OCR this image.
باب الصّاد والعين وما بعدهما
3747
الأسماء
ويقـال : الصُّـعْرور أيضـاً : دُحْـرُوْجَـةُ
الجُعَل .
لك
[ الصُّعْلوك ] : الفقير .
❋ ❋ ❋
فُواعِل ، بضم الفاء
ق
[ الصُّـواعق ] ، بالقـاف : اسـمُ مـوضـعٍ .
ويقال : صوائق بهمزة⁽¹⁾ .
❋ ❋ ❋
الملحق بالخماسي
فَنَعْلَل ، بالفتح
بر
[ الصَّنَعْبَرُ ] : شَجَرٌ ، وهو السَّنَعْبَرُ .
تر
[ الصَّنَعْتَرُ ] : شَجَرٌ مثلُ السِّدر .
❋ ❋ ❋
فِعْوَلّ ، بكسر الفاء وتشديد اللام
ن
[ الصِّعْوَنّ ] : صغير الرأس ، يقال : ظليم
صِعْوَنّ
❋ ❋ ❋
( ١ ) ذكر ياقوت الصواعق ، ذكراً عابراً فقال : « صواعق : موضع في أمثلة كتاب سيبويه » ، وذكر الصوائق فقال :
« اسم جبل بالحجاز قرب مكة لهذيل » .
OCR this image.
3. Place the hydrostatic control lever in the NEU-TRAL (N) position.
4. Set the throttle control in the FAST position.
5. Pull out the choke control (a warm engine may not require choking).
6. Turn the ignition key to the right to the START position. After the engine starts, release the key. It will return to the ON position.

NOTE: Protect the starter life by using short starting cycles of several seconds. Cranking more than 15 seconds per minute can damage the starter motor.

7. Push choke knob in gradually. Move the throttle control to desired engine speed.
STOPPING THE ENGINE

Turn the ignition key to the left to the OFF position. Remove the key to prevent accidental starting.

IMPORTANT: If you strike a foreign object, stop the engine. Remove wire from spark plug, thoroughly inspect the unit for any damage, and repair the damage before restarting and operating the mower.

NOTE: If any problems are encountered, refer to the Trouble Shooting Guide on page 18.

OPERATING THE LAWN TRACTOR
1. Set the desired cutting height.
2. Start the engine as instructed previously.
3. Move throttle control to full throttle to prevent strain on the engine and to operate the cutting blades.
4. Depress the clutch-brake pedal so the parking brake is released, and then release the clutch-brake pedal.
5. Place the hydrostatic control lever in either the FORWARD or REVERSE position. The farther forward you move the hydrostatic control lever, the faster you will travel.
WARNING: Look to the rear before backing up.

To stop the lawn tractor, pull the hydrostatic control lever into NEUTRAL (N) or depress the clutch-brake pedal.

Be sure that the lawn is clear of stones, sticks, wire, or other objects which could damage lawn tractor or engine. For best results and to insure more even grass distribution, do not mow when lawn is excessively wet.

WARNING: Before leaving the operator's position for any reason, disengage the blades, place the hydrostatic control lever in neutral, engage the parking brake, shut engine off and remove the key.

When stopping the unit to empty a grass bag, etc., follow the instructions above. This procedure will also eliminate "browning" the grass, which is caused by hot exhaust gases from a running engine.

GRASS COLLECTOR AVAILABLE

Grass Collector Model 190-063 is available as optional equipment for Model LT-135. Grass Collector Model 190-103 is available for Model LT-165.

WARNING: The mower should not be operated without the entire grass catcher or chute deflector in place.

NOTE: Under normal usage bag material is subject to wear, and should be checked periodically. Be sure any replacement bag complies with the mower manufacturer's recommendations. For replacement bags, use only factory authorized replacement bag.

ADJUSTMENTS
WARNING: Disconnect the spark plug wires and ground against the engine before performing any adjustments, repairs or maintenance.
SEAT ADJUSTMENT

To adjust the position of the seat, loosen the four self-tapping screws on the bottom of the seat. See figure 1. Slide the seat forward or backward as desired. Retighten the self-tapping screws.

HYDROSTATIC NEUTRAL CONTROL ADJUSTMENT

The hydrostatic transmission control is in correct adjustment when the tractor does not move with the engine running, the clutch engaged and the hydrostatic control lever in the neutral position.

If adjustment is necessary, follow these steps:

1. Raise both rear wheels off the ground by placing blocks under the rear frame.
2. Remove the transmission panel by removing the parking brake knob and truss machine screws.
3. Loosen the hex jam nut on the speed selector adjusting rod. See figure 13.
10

----

▶ [THE PROBLEM]
Reproduce the entries above in full by retyping them exactly.

▶ [TASK OUTPUT]
OCR this image.
باب الصّاد والعين وما بعدهما
3747
الأسماء
ويقـال : الصُّـعْرور أيضـاً : دُحْـرُوْجَـةُ
الجُعَل .
لك
[ الصُّعْلوك ] : الفقير .
❋ ❋ ❋
فُواعِل ، بضم الفاء
ق
[ الصُّـواعق ] ، بالقـاف : اسـمُ مـوضـعٍ .
ويقال : صوائق بهمزة⁽¹⁾ .
❋ ❋ ❋
الملحق بالخماسي
فَنَعْلَل ، بالفتح
بر
[ الصَّنَعْبَرُ ] : شَجَرٌ ، وهو السَّنَعْبَرُ .
تر
[ الصَّنَعْتَرُ ] : شَجَرٌ مثلُ السِّدر .
❋ ❋ ❋
فِعْوَلّ ، بكسر الفاء وتشديد اللام
ن
[ الصِّعْوَنّ ] : صغير الرأس ، يقال : ظليم
صِعْوَنّ
❋ ❋ ❋
( ١ ) ذكر ياقوت الصواعق ، ذكراً عابراً فقال : « صواعق : موضع في أمثلة كتاب سيبويه » ، وذكر الصوائق فقال :
« اسم جبل بالحجاز قرب مكة لهذيل » .
OCR this image.
3. Place the hydrostatic control lever in the NEU-TRAL (N) position.
4. Set the throttle control in the FAST position.
5. Pull out the choke control (a warm engine may not require choking).
6. Turn the ignition key to the right to the START position. After the engine starts, release the key. It will return to the ON position.

NOTE: Protect the starter life by using short starting cycles of several seconds. Cranking more than 15 seconds per minute can damage the starter motor.

7. Push choke knob in gradually. Move the throttle control to desired engine speed.
STOPPING THE ENGINE

Turn the ignition key to the left to the OFF position. Remove the key to prevent accidental starting.

IMPORTANT: If you strike a foreign object, stop the engine. Remove wire from spark plug, thoroughly inspect the unit for any damage, and repair the damage before restarting and operating the mower.

NOTE: If any problems are encountered, refer to the Trouble Shooting Guide on page 18.

OPERATING THE LAWN TRACTOR
1. Set the desired cutting height.
2. Start the engine as instructed previously.
3. Move throttle control to full throttle to prevent strain on the engine and to operate the cutting blades.
4. Depress the clutch-brake pedal so the parking brake is released, and then release the clutch-brake pedal.
5. Place the hydrostatic control lever in either the FORWARD or REVERSE position. The farther forward you move the hydrostatic control lever, the faster you will travel.
WARNING: Look to the rear before backing up.

To stop the lawn tractor, pull the hydrostatic control lever into NEUTRAL (N) or depress the clutch-brake pedal.

Be sure that the lawn is clear of stones, sticks, wire, or other objects which could damage lawn tractor or engine. For best results and to insure more even grass distribution, do not mow when lawn is excessively wet.

WARNING: Before leaving the operator's position for any reason, disengage the blades, place the hydrostatic control lever in neutral, engage the parking brake, shut engine off and remove the key.

When stopping the unit to empty a grass bag, etc., follow the instructions above. This procedure will also eliminate "browning" the grass, which is caused by hot exhaust gases from a running engine.

GRASS COLLECTOR AVAILABLE

Grass Collector Model 190-063 is available as optional equipment for Model LT-135. Grass Collector Model 190-103 is available for Model LT-165.

WARNING: The mower should not be operated without the entire grass catcher or chute deflector in place.

NOTE: Under normal usage bag material is subject to wear, and should be checked periodically. Be sure any replacement bag complies with the mower manufacturer's recommendations. For replacement bags, use only factory authorized replacement bag.

ADJUSTMENTS
WARNING: Disconnect the spark plug wires and ground against the engine before performing any adjustments, repairs or maintenance.
SEAT ADJUSTMENT

To adjust the position of the seat, loosen the four self-tapping screws on the bottom of the seat. See figure 1. Slide the seat forward or backward as desired. Retighten the self-tapping screws.

HYDROSTATIC NEUTRAL CONTROL ADJUSTMENT

The hydrostatic transmission control is in correct adjustment when the tractor does not move with the engine running, the clutch engaged and the hydrostatic control lever in the neutral position.

If adjustment is necessary, follow these steps:

1. Raise both rear wheels off the ground by placing blocks under the rear frame.
2. Remove the transmission panel by removing the parking brake knob and truss machine screws.
3. Loosen the hex jam nut on the speed selector adjusting rod. See figure 13.
10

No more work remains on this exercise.